→ Goal
Write out the records that appear below, verbatim and complete, but without pictures.

→ Given records
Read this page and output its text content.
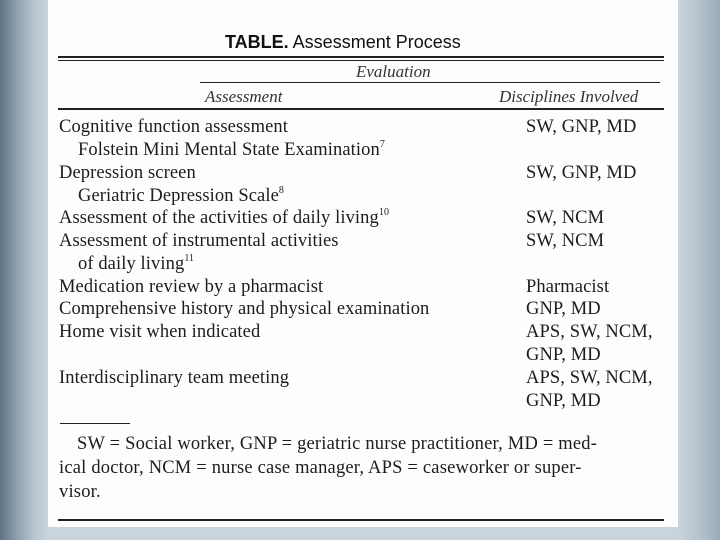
TABLE. Assessment Process
Evaluation
Assessment	Disciplines Involved
Cognitive function assessment	SW, GNP, MD
Folstein Mini Mental State Examination$^7$
Depression screen	SW, GNP, MD
Geriatric Depression Scale$^8$
Assessment of the activities of daily living$^{10}$	SW, NCM
Assessment of instrumental activities	SW, NCM
of daily living$^{11}$
Medication review by a pharmacist	Pharmacist
Comprehensive history and physical examination	GNP, MD
Home visit when indicated	APS, SW, NCM,
GNP, MD
Interdisciplinary team meeting	APS, SW, NCM,
GNP, MD
SW = Social worker, GNP = geriatric nurse practitioner, MD = med-
ical doctor, NCM = nurse case manager, APS = caseworker or super-
visor.
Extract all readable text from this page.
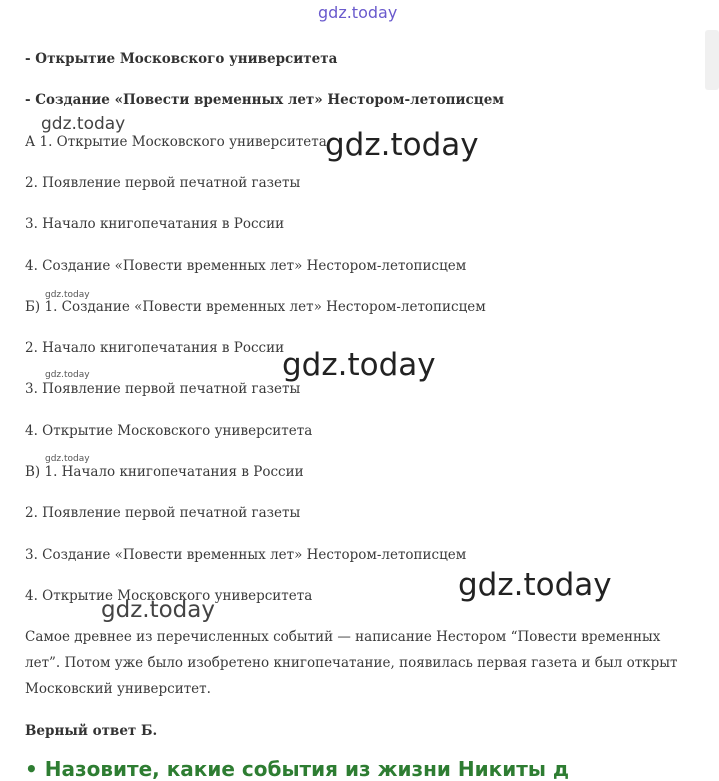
gdz.today
- Открытие Московского университета
- Создание «Повести временных лет» Нестором-летописцем
gdz.today
А 1. Открытие Московского университета
gdz.today
2. Появление первой печатной газеты
3. Начало книгопечатания в России
4. Создание «Повести временных лет» Нестором-летописцем
gdz.today
Б) 1. Создание «Повести временных лет» Нестором-летописцем
2. Начало книгопечатания в России
gdz.today
gdz.today
3. Появление первой печатной газеты
4. Открытие Московского университета
gdz.today
В) 1. Начало книгопечатания в России
2. Появление первой печатной газеты
3. Создание «Повести временных лет» Нестором-летописцем
gdz.today
4. Открытие Московского университета
gdz.today
Самое древнее из перечисленных событий — написание Нестором “Повести временных лет”. Потом уже было изобретено книгопечатание, появилась первая газета и был открыт Московский университет.
Верный ответ Б.
• Назовите, какие события из жизни Никиты д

→ Task solution
Read this page and output its text content.
TABLE. Assessment Process
Evaluation
Assessment	Disciplines Involved
Cognitive function assessment	SW, GNP, MD
Folstein Mini Mental State Examination$^7$
Depression screen	SW, GNP, MD
Geriatric Depression Scale$^8$
Assessment of the activities of daily living$^{10}$	SW, NCM
Assessment of instrumental activities	SW, NCM
of daily living$^{11}$
Medication review by a pharmacist	Pharmacist
Comprehensive history and physical examination	GNP, MD
Home visit when indicated	APS, SW, NCM,
GNP, MD
Interdisciplinary team meeting	APS, SW, NCM,
GNP, MD
SW = Social worker, GNP = geriatric nurse practitioner, MD = med-
ical doctor, NCM = nurse case manager, APS = caseworker or super-
visor.
Extract all readable text from this page.
gdz.today
- Открытие Московского университета
- Создание «Повести временных лет» Нестором-летописцем
gdz.today
А 1. Открытие Московского университета
gdz.today
2. Появление первой печатной газеты
3. Начало книгопечатания в России
4. Создание «Повести временных лет» Нестором-летописцем
gdz.today
Б) 1. Создание «Повести временных лет» Нестором-летописцем
2. Начало книгопечатания в России
gdz.today
gdz.today
3. Появление первой печатной газеты
4. Открытие Московского университета
gdz.today
В) 1. Начало книгопечатания в России
2. Появление первой печатной газеты
3. Создание «Повести временных лет» Нестором-летописцем
gdz.today
4. Открытие Московского университета
gdz.today
Самое древнее из перечисленных событий — написание Нестором “Повести временных лет”. Потом уже было изобретено книгопечатание, появилась первая газета и был открыт Московский университет.
Верный ответ Б.
• Назовите, какие события из жизни Никиты д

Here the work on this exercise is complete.